## Prompt:
Extract every entry word for word.

## Data for processing:
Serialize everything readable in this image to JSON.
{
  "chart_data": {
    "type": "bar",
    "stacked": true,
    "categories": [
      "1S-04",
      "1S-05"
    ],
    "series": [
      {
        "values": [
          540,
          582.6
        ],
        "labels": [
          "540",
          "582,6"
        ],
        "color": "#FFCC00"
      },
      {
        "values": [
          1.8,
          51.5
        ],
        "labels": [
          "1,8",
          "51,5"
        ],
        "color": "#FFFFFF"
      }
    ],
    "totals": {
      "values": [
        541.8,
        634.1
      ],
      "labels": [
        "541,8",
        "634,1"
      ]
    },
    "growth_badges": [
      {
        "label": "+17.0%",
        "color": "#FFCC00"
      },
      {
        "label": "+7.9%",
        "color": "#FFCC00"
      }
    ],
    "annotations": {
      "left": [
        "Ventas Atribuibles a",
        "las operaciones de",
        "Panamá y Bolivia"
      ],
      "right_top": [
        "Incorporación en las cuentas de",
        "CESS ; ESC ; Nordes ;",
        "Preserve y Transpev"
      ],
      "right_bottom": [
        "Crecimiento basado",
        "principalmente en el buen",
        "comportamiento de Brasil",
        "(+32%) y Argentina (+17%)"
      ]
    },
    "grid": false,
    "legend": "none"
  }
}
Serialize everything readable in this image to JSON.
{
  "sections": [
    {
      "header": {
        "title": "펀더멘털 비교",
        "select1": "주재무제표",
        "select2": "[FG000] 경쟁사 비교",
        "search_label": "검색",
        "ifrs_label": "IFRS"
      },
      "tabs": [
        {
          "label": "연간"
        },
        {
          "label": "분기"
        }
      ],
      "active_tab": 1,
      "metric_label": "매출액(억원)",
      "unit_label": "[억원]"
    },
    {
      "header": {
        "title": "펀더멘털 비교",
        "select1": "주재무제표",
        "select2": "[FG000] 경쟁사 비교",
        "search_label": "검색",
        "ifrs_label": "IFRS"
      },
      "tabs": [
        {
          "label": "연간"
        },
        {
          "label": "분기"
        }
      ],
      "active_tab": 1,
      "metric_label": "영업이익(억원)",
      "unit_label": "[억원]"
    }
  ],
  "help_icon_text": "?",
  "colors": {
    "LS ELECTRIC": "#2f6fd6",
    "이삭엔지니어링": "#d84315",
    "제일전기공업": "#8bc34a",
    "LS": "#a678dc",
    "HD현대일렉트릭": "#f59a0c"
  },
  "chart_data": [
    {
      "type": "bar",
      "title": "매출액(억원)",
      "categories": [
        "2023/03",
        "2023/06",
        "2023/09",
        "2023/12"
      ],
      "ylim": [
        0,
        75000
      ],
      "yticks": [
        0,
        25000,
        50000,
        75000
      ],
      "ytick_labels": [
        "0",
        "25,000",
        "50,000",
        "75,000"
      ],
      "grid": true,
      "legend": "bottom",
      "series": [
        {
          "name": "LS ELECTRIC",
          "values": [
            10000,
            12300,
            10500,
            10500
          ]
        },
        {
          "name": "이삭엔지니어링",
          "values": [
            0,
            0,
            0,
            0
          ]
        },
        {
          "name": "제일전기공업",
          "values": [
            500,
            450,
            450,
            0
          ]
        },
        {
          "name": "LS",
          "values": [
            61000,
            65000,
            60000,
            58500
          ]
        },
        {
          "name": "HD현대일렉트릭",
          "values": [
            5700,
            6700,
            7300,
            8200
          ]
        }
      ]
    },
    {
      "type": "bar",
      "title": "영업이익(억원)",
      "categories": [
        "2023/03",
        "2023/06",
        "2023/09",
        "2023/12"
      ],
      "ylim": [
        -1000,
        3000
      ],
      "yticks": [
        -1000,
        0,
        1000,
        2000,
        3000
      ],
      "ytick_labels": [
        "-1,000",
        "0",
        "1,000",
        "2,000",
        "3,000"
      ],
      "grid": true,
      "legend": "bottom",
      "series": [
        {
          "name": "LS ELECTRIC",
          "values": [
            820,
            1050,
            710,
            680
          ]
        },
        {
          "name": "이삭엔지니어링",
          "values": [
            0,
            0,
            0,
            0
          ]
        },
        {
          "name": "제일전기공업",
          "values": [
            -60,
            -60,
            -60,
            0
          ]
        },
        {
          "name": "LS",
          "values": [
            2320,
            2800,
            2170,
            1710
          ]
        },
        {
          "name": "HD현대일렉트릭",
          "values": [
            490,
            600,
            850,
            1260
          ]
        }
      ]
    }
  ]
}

## Result:
Serialize everything readable in this image to JSON.
{
  "chart_data": {
    "type": "bar",
    "stacked": true,
    "categories": [
      "1S-04",
      "1S-05"
    ],
    "series": [
      {
        "values": [
          540,
          582.6
        ],
        "labels": [
          "540",
          "582,6"
        ],
        "color": "#FFCC00"
      },
      {
        "values": [
          1.8,
          51.5
        ],
        "labels": [
          "1,8",
          "51,5"
        ],
        "color": "#FFFFFF"
      }
    ],
    "totals": {
      "values": [
        541.8,
        634.1
      ],
      "labels": [
        "541,8",
        "634,1"
      ]
    },
    "growth_badges": [
      {
        "label": "+17.0%",
        "color": "#FFCC00"
      },
      {
        "label": "+7.9%",
        "color": "#FFCC00"
      }
    ],
    "annotations": {
      "left": [
        "Ventas Atribuibles a",
        "las operaciones de",
        "Panamá y Bolivia"
      ],
      "right_top": [
        "Incorporación en las cuentas de",
        "CESS ; ESC ; Nordes ;",
        "Preserve y Transpev"
      ],
      "right_bottom": [
        "Crecimiento basado",
        "principalmente en el buen",
        "comportamiento de Brasil",
        "(+32%) y Argentina (+17%)"
      ]
    },
    "grid": false,
    "legend": "none"
  }
}
Serialize everything readable in this image to JSON.
{
  "sections": [
    {
      "header": {
        "title": "펀더멘털 비교",
        "select1": "주재무제표",
        "select2": "[FG000] 경쟁사 비교",
        "search_label": "검색",
        "ifrs_label": "IFRS"
      },
      "tabs": [
        {
          "label": "연간"
        },
        {
          "label": "분기"
        }
      ],
      "active_tab": 1,
      "metric_label": "매출액(억원)",
      "unit_label": "[억원]"
    },
    {
      "header": {
        "title": "펀더멘털 비교",
        "select1": "주재무제표",
        "select2": "[FG000] 경쟁사 비교",
        "search_label": "검색",
        "ifrs_label": "IFRS"
      },
      "tabs": [
        {
          "label": "연간"
        },
        {
          "label": "분기"
        }
      ],
      "active_tab": 1,
      "metric_label": "영업이익(억원)",
      "unit_label": "[억원]"
    }
  ],
  "help_icon_text": "?",
  "colors": {
    "LS ELECTRIC": "#2f6fd6",
    "이삭엔지니어링": "#d84315",
    "제일전기공업": "#8bc34a",
    "LS": "#a678dc",
    "HD현대일렉트릭": "#f59a0c"
  },
  "chart_data": [
    {
      "type": "bar",
      "title": "매출액(억원)",
      "categories": [
        "2023/03",
        "2023/06",
        "2023/09",
        "2023/12"
      ],
      "ylim": [
        0,
        75000
      ],
      "yticks": [
        0,
        25000,
        50000,
        75000
      ],
      "ytick_labels": [
        "0",
        "25,000",
        "50,000",
        "75,000"
      ],
      "grid": true,
      "legend": "bottom",
      "series": [
        {
          "name": "LS ELECTRIC",
          "values": [
            10000,
            12300,
            10500,
            10500
          ]
        },
        {
          "name": "이삭엔지니어링",
          "values": [
            0,
            0,
            0,
            0
          ]
        },
        {
          "name": "제일전기공업",
          "values": [
            500,
            450,
            450,
            0
          ]
        },
        {
          "name": "LS",
          "values": [
            61000,
            65000,
            60000,
            58500
          ]
        },
        {
          "name": "HD현대일렉트릭",
          "values": [
            5700,
            6700,
            7300,
            8200
          ]
        }
      ]
    },
    {
      "type": "bar",
      "title": "영업이익(억원)",
      "categories": [
        "2023/03",
        "2023/06",
        "2023/09",
        "2023/12"
      ],
      "ylim": [
        -1000,
        3000
      ],
      "yticks": [
        -1000,
        0,
        1000,
        2000,
        3000
      ],
      "ytick_labels": [
        "-1,000",
        "0",
        "1,000",
        "2,000",
        "3,000"
      ],
      "grid": true,
      "legend": "bottom",
      "series": [
        {
          "name": "LS ELECTRIC",
          "values": [
            820,
            1050,
            710,
            680
          ]
        },
        {
          "name": "이삭엔지니어링",
          "values": [
            0,
            0,
            0,
            0
          ]
        },
        {
          "name": "제일전기공업",
          "values": [
            -60,
            -60,
            -60,
            0
          ]
        },
        {
          "name": "LS",
          "values": [
            2320,
            2800,
            2170,
            1710
          ]
        },
        {
          "name": "HD현대일렉트릭",
          "values": [
            490,
            600,
            850,
            1260
          ]
        }
      ]
    }
  ]
}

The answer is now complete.